PAGE →

Page MenuHomePhabricator

The Great Clean Up of Mailman2
Closed, ResolvedPublic

Description

Once T52864: Upgrade GNU Mailman from 2.1 to Mailman3 is done, we need to clean up lots of stuff:

  • Refactor puppet.
  • Disable mailman2
  • Remove the apache auth system and cut access to /private/ entierly
  • Remove emails from old archives (Note: mm3 upgrade sometimes, like 0.01% fails to upgrade a mail, should we clean them up manually and delete? Should we keep those? How to find them?
  • Delete all mm2 mail configs (with rmlist?)

Details

SubjectRepoBranchLines +/-
operations/puppetproduction+15 -15
labs/privatemaster+11 -11
operations/puppetproduction+18 -18
operations/puppetproduction+178 -165
operations/puppetproduction+31 -57
operations/puppetproduction+0 -180
operations/puppetproduction+0 -25
operations/puppetproduction+3 -5
operations/puppetproduction+2 -2
operations/puppetproduction+0 -190
operations/puppetproduction+0 -12
operations/puppetproduction+2 -8 K
operations/puppetproduction+6 -64
operations/puppetproduction+0 -9
operations/puppetproduction+4 -36
operations/puppetproduction+2 -18
operations/puppetproduction+1 -22
operations/puppetproduction+0 -696
operations/puppetproduction+13 -13
operations/puppetproduction+5 -0
operations/puppetproduction+1 -1
Show related patches Customize query in gerrit

Event Timeline

There are a very large number of changes, so older changes are hidden. Show Older Changes

@jcrespo before we embark upon this cleanup, can we mark one of the backups of var-lib-mailman to be kept long term? Per https://wikitech.wikimedia.org/wiki/Bacula#Retention it seems the normal backups are only kept for 3 months - could we have one kept for a year or two? We're not actually ready for this yet, I just wanted to check if it was possible.

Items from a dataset

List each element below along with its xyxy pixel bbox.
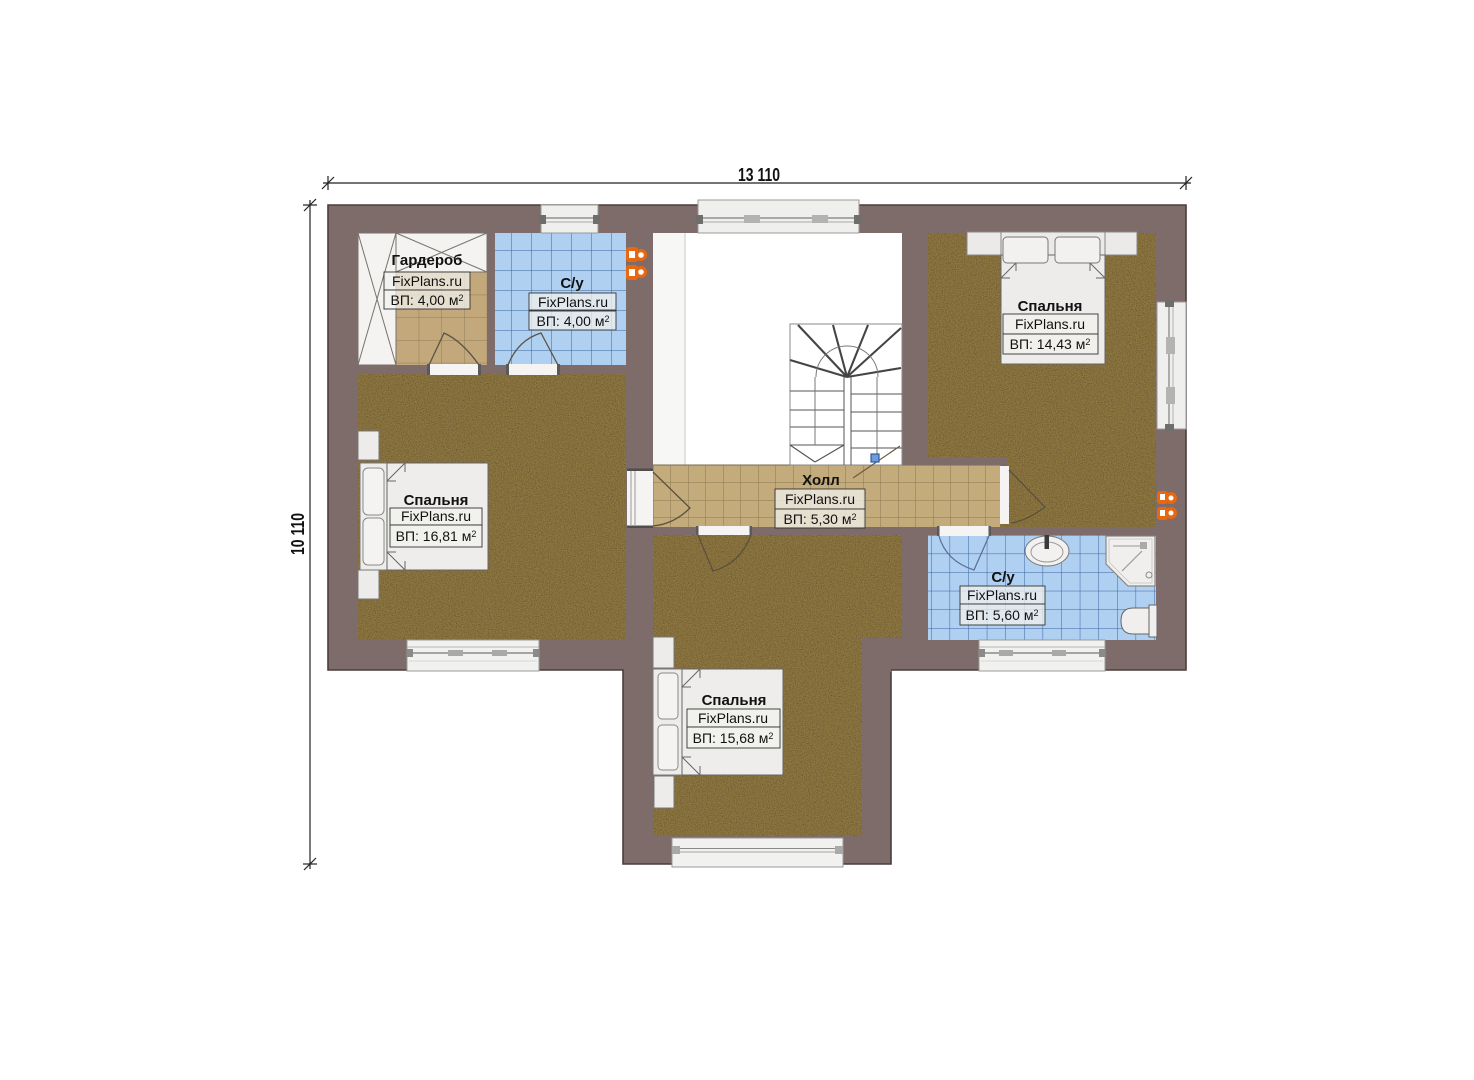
svg-text:ВП: 4,00 м2: ВП: 4,00 м2 xyxy=(391,292,464,308)
svg-text:FixPlans.ru: FixPlans.ru xyxy=(967,587,1037,603)
svg-text:С/у: С/у xyxy=(560,275,584,292)
svg-text:ВП: 4,00 м2: ВП: 4,00 м2 xyxy=(537,313,610,329)
svg-text:13 110: 13 110 xyxy=(738,165,780,185)
svg-text:Спальня: Спальня xyxy=(404,492,469,509)
svg-text:Спальня: Спальня xyxy=(702,692,767,709)
svg-text:FixPlans.ru: FixPlans.ru xyxy=(1015,316,1085,332)
svg-text:FixPlans.ru: FixPlans.ru xyxy=(785,491,855,507)
svg-text:FixPlans.ru: FixPlans.ru xyxy=(698,710,768,726)
svg-text:С/у: С/у xyxy=(991,569,1015,586)
svg-text:FixPlans.ru: FixPlans.ru xyxy=(538,294,608,310)
svg-text:ВП: 14,43 м2: ВП: 14,43 м2 xyxy=(1010,336,1091,352)
svg-text:ВП: 16,81 м2: ВП: 16,81 м2 xyxy=(396,528,477,544)
svg-text:ВП: 5,30 м2: ВП: 5,30 м2 xyxy=(784,511,857,527)
svg-text:FixPlans.ru: FixPlans.ru xyxy=(401,508,471,524)
svg-text:FixPlans.ru: FixPlans.ru xyxy=(392,273,462,289)
svg-text:10 110: 10 110 xyxy=(288,513,308,555)
svg-text:Холл: Холл xyxy=(802,472,840,489)
svg-text:Гардероб: Гардероб xyxy=(392,252,463,269)
svg-text:ВП: 15,68 м2: ВП: 15,68 м2 xyxy=(693,730,774,746)
svg-text:ВП: 5,60 м2: ВП: 5,60 м2 xyxy=(966,607,1039,623)
svg-text:Спальня: Спальня xyxy=(1018,298,1083,315)
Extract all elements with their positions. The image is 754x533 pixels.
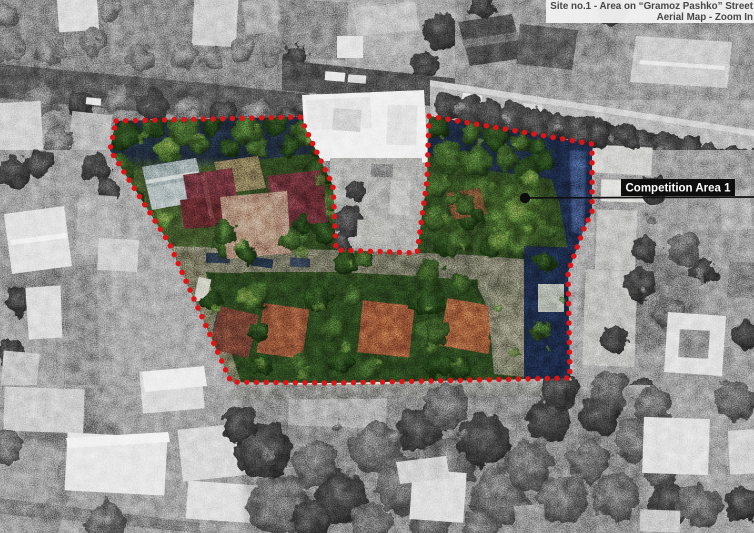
svg-text:Site no.1 - Area on “Gramoz Pa: Site no.1 - Area on “Gramoz Pashko” Stre… xyxy=(550,1,753,12)
svg-text:Aerial Map - Zoom In: Aerial Map - Zoom In xyxy=(657,12,753,23)
svg-text:Competition Area 1: Competition Area 1 xyxy=(625,183,731,195)
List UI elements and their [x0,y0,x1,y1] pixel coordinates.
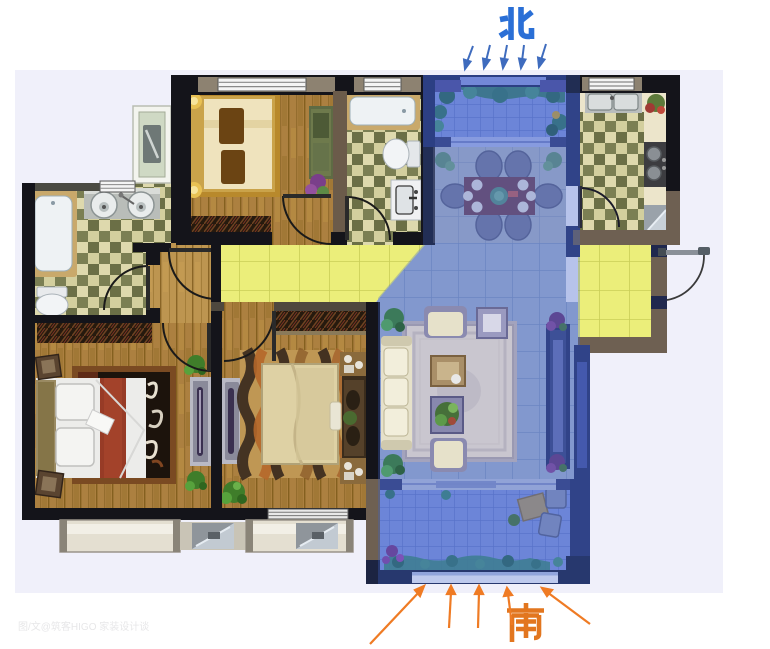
svg-text:图/文@筑客HIGO 家装设计谈: 图/文@筑客HIGO 家装设计谈 [18,620,149,633]
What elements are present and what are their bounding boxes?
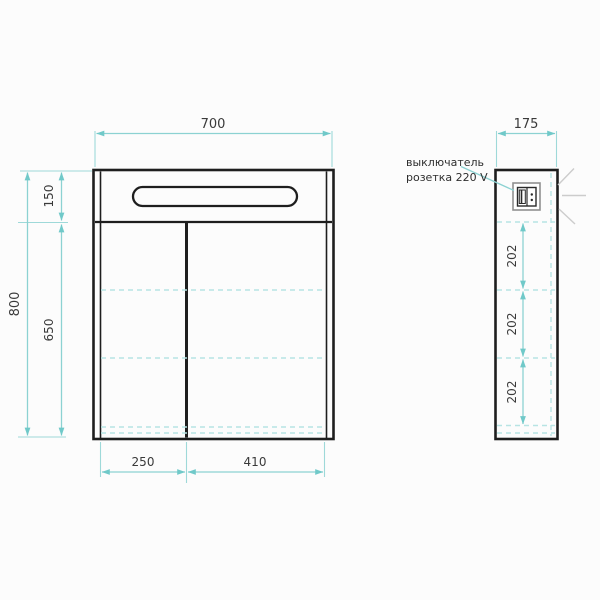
front-view (94, 170, 334, 439)
dim-front-width: 700 (95, 117, 332, 167)
dim-shelf-spacing-1-label: 202 (505, 245, 519, 268)
dim-front-width-label: 700 (201, 117, 226, 132)
dim-body-height-label: 650 (42, 319, 56, 342)
dim-light-section-label: 150 (42, 185, 56, 208)
annotation-line2: розетка 220 V (406, 171, 488, 184)
dim-side-depth-label: 175 (514, 117, 539, 132)
dim-left-door-label: 250 (132, 455, 155, 469)
dim-total-height-label: 800 (8, 292, 23, 317)
dim-left-group: 800 150 650 (8, 171, 92, 437)
cabinet-technical-drawing: выключатель розетка 220 V 700 175 800 15… (0, 0, 600, 600)
dim-shelf-spacing-3-label: 202 (505, 381, 519, 404)
light-rays-icon (558, 169, 586, 225)
switch-socket-icon (513, 183, 540, 210)
drawing-svg: выключатель розетка 220 V 700 175 800 15… (0, 0, 600, 600)
front-cabinet-outline (94, 170, 334, 439)
switch-annotation: выключатель розетка 220 V (406, 156, 514, 191)
dim-shelf-spacing-group: 202 202 202 (505, 224, 523, 425)
light-slot-capsule (133, 187, 297, 206)
dim-shelf-spacing-2-label: 202 (505, 313, 519, 336)
dim-right-door-label: 410 (244, 455, 267, 469)
dim-doors-group: 250 410 (101, 442, 325, 483)
front-shelf-dashed-lines (101, 290, 326, 433)
annotation-line1: выключатель (406, 156, 484, 169)
dim-side-depth: 175 (497, 117, 557, 167)
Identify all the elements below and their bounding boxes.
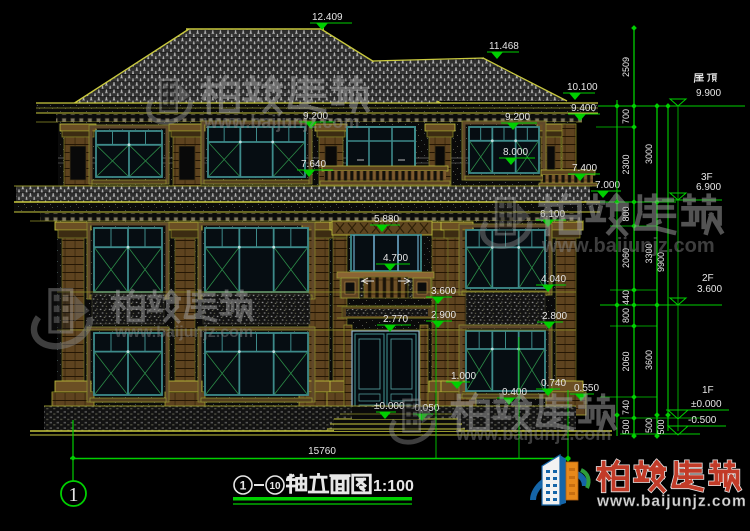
svg-text:4.040: 4.040 xyxy=(541,274,566,285)
svg-text:7.640: 7.640 xyxy=(301,159,326,170)
svg-text:±0.000: ±0.000 xyxy=(374,401,405,412)
svg-text:±0.000: ±0.000 xyxy=(691,399,722,410)
svg-text:www.baijunjz.com: www.baijunjz.com xyxy=(455,424,611,444)
svg-text:11.468: 11.468 xyxy=(489,41,519,52)
svg-text:1: 1 xyxy=(240,479,247,493)
svg-text:12.409: 12.409 xyxy=(312,12,343,23)
svg-text:9.400: 9.400 xyxy=(571,103,596,114)
svg-text:3.600: 3.600 xyxy=(697,284,722,295)
svg-text:10: 10 xyxy=(269,481,281,492)
svg-text:740: 740 xyxy=(621,400,631,415)
svg-text:700: 700 xyxy=(621,109,631,124)
svg-text:2.800: 2.800 xyxy=(542,311,567,322)
svg-text:6.900: 6.900 xyxy=(696,182,721,193)
svg-text:3.600: 3.600 xyxy=(431,286,456,297)
svg-text:0.740: 0.740 xyxy=(541,378,566,389)
svg-text:1F: 1F xyxy=(702,385,714,396)
svg-text:10.100: 10.100 xyxy=(567,82,598,93)
svg-text:9.200: 9.200 xyxy=(505,112,530,123)
svg-text:2F: 2F xyxy=(702,273,714,284)
svg-text:1.000: 1.000 xyxy=(451,371,476,382)
svg-text:500: 500 xyxy=(656,419,666,434)
svg-text:www.baijunjz.com: www.baijunjz.com xyxy=(114,324,253,341)
svg-text:2060: 2060 xyxy=(621,351,631,371)
svg-text:4.700: 4.700 xyxy=(383,253,408,264)
svg-text:1:100: 1:100 xyxy=(373,478,414,495)
svg-text:8.000: 8.000 xyxy=(503,147,528,158)
svg-text:www.baijunjz.com: www.baijunjz.com xyxy=(203,112,359,132)
svg-text:3000: 3000 xyxy=(644,144,654,164)
svg-text:0.550: 0.550 xyxy=(574,383,599,394)
svg-text:15760: 15760 xyxy=(308,446,336,457)
svg-text:2.900: 2.900 xyxy=(431,310,456,321)
svg-text:2.770: 2.770 xyxy=(383,314,408,325)
svg-text:www.baijunjz.com: www.baijunjz.com xyxy=(541,235,715,257)
svg-text:1: 1 xyxy=(69,484,79,506)
svg-text:-0.500: -0.500 xyxy=(688,415,717,426)
svg-text:2300: 2300 xyxy=(621,154,631,174)
svg-text:3600: 3600 xyxy=(644,350,654,370)
svg-text:9.900: 9.900 xyxy=(696,88,721,99)
svg-text:5.880: 5.880 xyxy=(374,214,399,225)
svg-text:500: 500 xyxy=(621,419,631,434)
svg-text:800: 800 xyxy=(621,308,631,323)
svg-text:2509: 2509 xyxy=(621,57,631,77)
svg-text:www.baijunjz.com: www.baijunjz.com xyxy=(596,493,747,510)
svg-text:440: 440 xyxy=(621,290,631,305)
svg-text:7.400: 7.400 xyxy=(572,163,597,174)
svg-text:500: 500 xyxy=(644,418,654,433)
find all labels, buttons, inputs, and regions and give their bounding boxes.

TASK DIRECTIONS →
Please reproduce the stretch of the Mailman2 clean-up page from "The Great Clean" through "to find them?", renaming "apache" to "web server".

OUTPUT FOR THIS TASK →
The Great Clean Up of Mailman2
Closed, ResolvedPublic

Description

Once T52864: Upgrade GNU Mailman from 2.1 to Mailman3 is done, we need to clean up lots of stuff:

  • Refactor puppet.
  • Disable mailman2
  • Remove the web server auth system and cut access to /private/ entierly
  • Remove emails from old archives (Note: mm3 upgrade sometimes, like 0.01% fails to upgrade a mail, should we clean them up manually and delete? Should we keep those? How to find them?